— start Data provided —

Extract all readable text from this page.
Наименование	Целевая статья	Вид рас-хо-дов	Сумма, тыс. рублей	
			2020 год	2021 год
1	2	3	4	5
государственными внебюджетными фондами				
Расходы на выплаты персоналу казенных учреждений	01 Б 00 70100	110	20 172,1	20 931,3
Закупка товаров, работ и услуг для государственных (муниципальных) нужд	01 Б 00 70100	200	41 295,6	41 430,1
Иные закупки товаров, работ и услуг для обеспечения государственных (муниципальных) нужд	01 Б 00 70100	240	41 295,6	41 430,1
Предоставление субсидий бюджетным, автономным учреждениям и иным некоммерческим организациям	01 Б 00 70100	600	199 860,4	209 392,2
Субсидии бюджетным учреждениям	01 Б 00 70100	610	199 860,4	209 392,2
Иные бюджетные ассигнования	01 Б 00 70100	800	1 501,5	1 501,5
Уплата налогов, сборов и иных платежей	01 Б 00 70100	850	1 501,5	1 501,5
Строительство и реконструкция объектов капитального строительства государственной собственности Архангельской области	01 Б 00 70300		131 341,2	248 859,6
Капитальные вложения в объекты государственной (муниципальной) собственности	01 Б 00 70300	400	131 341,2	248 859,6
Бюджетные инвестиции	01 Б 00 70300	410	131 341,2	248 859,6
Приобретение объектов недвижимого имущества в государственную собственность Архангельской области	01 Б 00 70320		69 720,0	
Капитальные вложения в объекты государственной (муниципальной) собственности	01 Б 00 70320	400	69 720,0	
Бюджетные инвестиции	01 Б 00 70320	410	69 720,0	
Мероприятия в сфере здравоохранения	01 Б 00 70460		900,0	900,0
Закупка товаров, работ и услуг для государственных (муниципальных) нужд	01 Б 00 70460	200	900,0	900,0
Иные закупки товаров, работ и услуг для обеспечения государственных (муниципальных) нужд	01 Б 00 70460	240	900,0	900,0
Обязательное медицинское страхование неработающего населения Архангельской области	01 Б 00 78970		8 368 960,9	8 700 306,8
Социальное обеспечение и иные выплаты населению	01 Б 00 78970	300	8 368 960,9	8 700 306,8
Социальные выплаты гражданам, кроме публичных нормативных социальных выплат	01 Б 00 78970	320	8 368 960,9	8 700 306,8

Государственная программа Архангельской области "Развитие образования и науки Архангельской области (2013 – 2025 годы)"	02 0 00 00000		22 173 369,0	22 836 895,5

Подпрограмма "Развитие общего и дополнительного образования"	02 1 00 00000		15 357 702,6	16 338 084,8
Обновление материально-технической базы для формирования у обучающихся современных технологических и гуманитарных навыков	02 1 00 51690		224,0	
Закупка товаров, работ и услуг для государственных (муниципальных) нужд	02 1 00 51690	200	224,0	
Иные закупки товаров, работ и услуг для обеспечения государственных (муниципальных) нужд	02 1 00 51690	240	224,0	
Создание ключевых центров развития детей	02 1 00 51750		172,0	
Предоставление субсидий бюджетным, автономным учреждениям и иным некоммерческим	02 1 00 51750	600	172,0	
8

— end Data provided —

#### [Work instructions]
Only a number is wanted here: how many lines in the data above include the string "автономным"?

#### [The result]
2